>> BEGIN Material for the task

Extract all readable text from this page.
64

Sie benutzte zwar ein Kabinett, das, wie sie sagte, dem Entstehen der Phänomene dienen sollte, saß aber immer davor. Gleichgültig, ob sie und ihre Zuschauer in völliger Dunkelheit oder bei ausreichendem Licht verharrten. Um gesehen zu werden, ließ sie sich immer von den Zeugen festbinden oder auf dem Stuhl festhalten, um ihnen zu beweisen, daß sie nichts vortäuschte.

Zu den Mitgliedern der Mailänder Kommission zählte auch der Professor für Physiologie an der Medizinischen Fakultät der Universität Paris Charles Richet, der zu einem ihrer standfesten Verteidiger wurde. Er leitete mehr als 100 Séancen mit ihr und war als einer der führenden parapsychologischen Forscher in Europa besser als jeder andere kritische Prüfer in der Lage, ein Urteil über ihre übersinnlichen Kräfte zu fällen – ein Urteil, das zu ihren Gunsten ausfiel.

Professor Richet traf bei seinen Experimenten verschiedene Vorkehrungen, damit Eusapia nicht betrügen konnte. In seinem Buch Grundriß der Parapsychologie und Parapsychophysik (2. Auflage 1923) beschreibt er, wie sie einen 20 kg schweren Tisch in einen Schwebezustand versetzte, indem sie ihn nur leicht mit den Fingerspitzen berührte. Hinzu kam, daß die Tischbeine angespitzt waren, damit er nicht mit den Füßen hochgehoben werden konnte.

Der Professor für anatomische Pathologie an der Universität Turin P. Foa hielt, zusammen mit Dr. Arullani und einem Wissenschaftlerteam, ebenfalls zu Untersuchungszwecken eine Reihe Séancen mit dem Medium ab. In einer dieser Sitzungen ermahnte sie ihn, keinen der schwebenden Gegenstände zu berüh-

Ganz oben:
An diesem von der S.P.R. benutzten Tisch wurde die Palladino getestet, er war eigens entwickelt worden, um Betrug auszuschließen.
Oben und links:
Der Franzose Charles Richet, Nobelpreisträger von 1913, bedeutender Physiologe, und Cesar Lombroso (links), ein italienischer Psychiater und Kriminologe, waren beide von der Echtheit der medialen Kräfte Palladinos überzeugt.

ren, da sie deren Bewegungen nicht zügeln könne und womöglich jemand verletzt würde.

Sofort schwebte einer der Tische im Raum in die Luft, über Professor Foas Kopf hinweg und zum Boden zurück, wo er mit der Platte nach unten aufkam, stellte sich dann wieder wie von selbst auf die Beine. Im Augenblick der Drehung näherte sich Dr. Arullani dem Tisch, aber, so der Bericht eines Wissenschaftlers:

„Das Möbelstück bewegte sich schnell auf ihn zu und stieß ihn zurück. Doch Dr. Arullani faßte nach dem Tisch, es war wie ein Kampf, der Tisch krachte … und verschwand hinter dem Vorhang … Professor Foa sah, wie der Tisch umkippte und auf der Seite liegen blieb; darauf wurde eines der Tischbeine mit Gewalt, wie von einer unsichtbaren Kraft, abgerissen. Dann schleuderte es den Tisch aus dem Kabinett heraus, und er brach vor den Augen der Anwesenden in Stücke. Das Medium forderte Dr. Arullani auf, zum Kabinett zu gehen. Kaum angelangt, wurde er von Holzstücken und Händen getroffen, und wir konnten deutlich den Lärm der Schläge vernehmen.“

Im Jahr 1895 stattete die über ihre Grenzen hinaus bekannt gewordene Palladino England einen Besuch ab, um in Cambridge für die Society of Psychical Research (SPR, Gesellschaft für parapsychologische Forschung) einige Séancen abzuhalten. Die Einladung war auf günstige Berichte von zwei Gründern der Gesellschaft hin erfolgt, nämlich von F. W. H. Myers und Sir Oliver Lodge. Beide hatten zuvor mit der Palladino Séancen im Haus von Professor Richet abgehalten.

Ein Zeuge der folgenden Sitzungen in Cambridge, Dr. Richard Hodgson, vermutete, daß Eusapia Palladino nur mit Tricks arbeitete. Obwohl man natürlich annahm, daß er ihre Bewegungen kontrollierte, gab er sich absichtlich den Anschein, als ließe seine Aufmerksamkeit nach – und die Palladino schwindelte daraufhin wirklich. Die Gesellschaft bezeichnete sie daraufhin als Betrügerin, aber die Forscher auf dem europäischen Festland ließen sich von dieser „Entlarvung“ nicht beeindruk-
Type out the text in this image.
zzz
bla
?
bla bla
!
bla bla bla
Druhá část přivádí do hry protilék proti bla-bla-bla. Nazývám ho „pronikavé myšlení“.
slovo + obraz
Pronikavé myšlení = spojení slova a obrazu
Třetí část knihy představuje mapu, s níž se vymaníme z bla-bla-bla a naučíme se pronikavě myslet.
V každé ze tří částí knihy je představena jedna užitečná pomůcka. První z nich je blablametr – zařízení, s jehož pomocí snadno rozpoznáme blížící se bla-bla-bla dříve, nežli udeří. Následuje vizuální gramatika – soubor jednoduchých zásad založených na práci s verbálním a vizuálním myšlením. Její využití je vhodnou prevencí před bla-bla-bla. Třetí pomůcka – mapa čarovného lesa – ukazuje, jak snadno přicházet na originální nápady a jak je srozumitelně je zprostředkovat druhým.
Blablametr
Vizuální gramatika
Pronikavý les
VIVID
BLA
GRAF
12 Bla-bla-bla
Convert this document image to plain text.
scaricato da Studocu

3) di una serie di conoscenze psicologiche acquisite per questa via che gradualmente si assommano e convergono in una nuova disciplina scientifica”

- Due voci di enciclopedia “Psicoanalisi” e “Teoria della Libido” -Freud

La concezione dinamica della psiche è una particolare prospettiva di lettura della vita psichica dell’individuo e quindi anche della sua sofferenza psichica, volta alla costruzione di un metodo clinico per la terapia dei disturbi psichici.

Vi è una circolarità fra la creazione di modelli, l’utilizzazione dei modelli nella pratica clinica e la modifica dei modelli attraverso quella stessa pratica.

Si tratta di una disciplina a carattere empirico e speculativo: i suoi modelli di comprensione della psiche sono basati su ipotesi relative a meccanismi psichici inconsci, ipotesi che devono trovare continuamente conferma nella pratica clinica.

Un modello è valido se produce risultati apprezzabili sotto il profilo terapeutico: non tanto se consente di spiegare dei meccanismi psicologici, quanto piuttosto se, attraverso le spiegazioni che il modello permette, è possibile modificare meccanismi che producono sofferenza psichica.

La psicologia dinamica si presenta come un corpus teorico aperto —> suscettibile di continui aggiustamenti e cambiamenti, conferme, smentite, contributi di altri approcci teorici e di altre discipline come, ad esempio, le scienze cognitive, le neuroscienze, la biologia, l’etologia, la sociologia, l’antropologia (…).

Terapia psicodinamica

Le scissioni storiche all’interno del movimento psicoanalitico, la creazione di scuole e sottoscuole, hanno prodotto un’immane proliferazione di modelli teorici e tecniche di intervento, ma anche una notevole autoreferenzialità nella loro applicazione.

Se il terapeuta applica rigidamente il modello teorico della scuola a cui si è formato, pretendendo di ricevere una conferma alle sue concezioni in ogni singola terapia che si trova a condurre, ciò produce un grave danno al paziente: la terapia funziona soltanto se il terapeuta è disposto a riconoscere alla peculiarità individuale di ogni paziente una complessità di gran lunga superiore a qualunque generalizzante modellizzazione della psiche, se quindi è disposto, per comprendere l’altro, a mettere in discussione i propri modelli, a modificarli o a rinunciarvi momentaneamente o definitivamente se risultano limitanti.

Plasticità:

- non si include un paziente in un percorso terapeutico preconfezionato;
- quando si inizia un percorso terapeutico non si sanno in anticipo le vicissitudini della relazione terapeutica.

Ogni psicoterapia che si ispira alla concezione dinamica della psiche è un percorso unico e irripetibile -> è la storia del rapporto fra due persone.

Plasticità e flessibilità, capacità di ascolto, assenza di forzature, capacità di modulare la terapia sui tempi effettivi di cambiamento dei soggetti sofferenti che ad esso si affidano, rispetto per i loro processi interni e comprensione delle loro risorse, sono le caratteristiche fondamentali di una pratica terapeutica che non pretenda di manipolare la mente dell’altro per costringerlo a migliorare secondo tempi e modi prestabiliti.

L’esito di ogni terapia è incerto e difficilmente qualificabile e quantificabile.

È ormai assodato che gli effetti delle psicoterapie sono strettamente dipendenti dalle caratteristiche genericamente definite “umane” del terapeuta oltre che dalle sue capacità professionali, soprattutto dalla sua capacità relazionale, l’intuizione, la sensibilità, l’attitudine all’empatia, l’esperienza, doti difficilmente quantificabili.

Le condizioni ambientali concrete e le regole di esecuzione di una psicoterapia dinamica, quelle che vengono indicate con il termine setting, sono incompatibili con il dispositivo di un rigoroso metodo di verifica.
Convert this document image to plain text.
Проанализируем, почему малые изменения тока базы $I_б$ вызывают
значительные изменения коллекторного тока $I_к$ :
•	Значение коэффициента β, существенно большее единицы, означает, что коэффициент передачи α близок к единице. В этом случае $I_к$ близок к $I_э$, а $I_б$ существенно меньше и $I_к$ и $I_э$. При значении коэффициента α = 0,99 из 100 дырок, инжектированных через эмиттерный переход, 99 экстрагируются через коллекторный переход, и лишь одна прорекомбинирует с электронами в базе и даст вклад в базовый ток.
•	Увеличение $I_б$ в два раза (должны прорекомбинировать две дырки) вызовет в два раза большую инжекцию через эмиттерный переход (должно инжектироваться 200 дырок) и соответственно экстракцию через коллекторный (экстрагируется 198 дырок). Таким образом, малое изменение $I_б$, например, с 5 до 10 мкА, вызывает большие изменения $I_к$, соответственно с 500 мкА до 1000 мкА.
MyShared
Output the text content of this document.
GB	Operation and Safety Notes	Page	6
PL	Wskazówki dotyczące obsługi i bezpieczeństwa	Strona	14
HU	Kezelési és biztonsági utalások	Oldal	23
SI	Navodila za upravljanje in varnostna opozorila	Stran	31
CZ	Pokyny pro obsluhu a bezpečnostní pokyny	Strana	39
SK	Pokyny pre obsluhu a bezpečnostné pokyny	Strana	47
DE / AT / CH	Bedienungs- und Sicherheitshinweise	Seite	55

>> END Material for the task

* Task description: From the data above, show each line that contains "terapeutico".

* Final result:
Un modello è valido se produce risultati apprezzabili sotto il profilo terapeutico: non tanto se consente di spiegare dei meccanismi psicologici, quanto piuttosto se, attraverso le spiegazioni che il modello permette, è possibile modificare meccanismi che producono sofferenza psichica.
- non si include un paziente in un percorso terapeutico preconfezionato;
- quando si inizia un percorso terapeutico non si sanno in anticipo le vicissitudini della relazione terapeutica.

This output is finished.